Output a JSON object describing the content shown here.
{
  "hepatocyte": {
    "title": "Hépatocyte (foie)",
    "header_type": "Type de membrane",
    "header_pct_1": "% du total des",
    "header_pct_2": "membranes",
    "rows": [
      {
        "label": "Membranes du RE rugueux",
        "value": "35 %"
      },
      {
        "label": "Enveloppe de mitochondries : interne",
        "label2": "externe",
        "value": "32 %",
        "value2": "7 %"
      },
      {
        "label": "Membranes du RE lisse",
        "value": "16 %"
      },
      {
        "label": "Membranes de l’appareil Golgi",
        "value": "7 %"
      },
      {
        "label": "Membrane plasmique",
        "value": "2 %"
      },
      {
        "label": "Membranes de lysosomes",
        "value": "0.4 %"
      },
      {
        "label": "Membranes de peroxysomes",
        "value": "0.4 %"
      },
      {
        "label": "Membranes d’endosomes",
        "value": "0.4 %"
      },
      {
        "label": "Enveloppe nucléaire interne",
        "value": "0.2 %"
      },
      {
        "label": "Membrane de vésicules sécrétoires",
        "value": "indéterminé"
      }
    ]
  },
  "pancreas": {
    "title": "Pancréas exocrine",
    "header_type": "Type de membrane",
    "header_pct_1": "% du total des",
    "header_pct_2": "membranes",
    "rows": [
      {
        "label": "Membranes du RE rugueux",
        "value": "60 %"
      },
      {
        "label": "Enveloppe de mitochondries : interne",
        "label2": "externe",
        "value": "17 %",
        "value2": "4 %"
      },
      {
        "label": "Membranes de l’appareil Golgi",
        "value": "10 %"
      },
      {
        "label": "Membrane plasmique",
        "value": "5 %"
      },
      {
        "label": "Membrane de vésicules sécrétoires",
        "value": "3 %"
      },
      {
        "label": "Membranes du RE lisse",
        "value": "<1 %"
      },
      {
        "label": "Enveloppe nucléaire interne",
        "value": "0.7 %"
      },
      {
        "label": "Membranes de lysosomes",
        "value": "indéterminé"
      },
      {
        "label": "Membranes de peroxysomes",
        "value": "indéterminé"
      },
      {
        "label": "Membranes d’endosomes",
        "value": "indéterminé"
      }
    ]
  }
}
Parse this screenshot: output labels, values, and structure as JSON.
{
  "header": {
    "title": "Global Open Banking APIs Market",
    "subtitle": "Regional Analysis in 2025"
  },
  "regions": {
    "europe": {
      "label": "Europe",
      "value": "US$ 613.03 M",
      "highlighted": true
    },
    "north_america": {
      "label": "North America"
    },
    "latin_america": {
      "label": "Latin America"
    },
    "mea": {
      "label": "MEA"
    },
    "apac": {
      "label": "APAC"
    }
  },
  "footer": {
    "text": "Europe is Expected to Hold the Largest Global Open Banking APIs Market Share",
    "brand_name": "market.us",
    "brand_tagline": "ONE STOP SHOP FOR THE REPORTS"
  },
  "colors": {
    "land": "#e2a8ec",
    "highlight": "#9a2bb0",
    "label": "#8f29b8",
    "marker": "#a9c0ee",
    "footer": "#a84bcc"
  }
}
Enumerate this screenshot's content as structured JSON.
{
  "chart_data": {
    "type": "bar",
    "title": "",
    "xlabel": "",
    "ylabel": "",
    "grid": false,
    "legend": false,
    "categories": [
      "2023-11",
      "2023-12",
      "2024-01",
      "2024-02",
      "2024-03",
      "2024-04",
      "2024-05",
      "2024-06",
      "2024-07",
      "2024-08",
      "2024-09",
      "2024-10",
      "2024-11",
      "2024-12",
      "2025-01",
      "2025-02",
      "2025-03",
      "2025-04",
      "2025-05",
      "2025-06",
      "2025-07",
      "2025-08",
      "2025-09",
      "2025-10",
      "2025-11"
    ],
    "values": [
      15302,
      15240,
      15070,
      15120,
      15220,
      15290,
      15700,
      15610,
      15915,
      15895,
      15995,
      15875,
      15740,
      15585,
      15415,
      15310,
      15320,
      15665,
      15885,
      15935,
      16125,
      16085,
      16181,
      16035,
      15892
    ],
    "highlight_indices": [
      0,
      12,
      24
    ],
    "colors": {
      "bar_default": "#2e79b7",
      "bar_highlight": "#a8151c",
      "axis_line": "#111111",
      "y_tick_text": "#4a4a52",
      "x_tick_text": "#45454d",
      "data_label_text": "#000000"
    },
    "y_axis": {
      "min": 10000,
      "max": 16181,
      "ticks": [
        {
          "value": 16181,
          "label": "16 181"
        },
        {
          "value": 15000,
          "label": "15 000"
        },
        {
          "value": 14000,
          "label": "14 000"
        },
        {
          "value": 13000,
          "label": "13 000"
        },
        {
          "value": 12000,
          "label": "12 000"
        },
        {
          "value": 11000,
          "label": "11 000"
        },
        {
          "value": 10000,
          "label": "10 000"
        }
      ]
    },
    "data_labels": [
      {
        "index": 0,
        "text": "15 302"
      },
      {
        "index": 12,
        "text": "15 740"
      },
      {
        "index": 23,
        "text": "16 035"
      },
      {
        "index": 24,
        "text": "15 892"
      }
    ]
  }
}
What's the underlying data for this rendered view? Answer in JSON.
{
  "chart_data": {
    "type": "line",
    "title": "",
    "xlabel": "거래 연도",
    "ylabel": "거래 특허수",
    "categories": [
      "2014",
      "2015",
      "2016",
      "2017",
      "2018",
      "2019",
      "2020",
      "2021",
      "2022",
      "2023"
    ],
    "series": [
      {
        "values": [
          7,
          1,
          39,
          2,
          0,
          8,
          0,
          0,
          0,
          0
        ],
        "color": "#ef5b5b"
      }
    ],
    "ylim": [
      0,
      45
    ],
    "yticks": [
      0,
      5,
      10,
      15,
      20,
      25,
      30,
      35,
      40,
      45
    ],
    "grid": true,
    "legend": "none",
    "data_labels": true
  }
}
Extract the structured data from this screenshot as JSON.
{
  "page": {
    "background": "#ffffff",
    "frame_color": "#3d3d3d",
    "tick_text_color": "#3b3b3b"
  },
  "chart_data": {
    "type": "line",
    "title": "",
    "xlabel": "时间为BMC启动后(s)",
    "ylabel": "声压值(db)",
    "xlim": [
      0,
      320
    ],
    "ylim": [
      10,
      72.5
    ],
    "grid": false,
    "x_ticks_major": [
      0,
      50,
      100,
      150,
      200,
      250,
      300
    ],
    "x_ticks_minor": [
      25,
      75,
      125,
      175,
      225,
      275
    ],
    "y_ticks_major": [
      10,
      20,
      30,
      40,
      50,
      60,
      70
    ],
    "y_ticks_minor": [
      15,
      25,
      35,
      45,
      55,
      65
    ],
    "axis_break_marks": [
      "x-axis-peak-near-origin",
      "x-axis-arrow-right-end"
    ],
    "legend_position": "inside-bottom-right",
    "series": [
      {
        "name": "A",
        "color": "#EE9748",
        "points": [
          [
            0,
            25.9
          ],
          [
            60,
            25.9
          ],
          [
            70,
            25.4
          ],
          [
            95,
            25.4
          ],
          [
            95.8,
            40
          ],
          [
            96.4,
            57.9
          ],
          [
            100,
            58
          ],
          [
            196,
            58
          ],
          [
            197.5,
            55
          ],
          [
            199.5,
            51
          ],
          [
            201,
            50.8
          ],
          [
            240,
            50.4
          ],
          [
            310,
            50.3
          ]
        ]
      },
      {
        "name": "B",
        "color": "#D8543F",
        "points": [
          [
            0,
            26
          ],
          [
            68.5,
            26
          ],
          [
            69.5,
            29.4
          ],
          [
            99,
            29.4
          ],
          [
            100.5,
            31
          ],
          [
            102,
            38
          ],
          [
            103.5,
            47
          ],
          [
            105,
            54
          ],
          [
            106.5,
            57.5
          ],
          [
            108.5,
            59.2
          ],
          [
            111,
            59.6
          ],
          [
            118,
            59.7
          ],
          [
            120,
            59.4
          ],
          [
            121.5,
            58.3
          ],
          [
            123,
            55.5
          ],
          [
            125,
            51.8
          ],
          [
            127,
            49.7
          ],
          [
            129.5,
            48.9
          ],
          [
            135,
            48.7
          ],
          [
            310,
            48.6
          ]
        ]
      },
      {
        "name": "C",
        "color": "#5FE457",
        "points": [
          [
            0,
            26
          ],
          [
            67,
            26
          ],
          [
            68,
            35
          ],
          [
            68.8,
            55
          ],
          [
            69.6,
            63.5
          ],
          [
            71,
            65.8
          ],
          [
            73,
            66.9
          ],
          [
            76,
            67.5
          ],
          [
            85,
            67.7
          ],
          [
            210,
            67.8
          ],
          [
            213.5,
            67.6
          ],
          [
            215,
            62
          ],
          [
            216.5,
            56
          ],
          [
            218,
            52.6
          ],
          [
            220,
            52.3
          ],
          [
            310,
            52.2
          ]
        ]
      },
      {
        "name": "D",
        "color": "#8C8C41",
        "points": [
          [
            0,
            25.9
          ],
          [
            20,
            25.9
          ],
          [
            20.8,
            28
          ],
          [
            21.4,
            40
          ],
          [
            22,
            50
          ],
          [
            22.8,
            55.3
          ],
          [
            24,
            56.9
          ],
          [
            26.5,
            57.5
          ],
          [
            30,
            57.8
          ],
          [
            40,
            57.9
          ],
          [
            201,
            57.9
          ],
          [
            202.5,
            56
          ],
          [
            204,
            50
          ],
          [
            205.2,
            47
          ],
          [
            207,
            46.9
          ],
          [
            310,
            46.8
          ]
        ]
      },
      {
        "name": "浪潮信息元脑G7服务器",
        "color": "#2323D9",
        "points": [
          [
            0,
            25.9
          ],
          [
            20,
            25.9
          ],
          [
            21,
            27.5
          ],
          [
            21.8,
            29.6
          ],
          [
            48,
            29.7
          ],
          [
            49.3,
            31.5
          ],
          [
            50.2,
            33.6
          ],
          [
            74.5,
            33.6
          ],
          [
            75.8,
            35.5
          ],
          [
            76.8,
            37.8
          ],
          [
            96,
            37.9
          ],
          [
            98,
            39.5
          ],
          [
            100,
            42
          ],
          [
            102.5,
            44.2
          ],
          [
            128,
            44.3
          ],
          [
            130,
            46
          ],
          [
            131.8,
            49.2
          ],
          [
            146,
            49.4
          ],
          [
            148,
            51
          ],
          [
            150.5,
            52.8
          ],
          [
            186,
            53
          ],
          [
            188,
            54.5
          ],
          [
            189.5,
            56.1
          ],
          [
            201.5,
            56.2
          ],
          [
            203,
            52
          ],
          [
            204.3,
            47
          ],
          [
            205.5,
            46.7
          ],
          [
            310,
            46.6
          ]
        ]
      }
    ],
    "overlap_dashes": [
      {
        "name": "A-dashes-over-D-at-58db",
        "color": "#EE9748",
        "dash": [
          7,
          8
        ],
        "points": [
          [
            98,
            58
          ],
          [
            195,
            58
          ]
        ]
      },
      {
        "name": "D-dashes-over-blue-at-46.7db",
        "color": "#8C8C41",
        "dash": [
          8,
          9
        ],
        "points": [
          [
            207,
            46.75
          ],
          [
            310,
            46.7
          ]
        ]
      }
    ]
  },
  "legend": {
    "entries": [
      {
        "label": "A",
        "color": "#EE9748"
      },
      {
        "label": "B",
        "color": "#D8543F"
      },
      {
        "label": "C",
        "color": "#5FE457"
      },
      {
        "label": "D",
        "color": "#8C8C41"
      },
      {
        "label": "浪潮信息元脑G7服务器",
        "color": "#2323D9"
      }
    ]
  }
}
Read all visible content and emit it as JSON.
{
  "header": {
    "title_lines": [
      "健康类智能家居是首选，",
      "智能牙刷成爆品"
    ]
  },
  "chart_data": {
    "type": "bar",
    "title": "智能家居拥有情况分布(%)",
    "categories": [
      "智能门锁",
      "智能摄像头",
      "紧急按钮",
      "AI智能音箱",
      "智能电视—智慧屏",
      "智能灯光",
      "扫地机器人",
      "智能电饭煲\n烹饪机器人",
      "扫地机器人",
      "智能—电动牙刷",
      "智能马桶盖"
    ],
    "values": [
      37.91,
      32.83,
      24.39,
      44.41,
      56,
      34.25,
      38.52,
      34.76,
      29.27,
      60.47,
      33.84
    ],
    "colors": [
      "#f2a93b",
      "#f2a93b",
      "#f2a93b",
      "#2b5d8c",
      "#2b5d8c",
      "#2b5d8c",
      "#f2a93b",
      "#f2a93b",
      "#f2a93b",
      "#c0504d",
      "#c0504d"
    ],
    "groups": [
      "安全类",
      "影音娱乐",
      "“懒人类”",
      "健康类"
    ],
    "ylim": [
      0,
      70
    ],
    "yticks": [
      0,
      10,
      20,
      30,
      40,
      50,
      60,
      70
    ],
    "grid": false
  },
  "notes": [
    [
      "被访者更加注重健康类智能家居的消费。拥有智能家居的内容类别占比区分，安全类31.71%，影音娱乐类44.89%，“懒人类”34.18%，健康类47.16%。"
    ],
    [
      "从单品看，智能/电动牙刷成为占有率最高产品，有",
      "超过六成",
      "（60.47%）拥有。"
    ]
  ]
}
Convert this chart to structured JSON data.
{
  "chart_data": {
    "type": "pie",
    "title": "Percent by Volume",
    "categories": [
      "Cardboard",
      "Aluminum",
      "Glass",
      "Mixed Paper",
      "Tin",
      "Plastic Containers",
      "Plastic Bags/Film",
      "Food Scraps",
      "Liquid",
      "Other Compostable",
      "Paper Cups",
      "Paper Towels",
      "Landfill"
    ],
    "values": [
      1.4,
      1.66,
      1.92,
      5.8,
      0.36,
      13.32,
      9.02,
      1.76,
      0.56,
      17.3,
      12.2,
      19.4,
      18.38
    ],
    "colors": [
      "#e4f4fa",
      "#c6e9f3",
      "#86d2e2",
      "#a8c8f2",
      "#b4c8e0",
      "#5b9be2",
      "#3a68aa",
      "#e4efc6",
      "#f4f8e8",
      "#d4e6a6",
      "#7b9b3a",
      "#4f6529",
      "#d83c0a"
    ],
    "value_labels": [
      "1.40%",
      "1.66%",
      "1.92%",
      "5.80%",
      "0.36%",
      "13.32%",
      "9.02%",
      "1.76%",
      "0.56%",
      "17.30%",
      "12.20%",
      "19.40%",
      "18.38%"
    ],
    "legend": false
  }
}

+ + + + + + +

> Description of the task
Pick out each line in the material containing "right".

> Result of the task
      "x-axis-arrow-right-end"
    "legend_position": "inside-bottom-right",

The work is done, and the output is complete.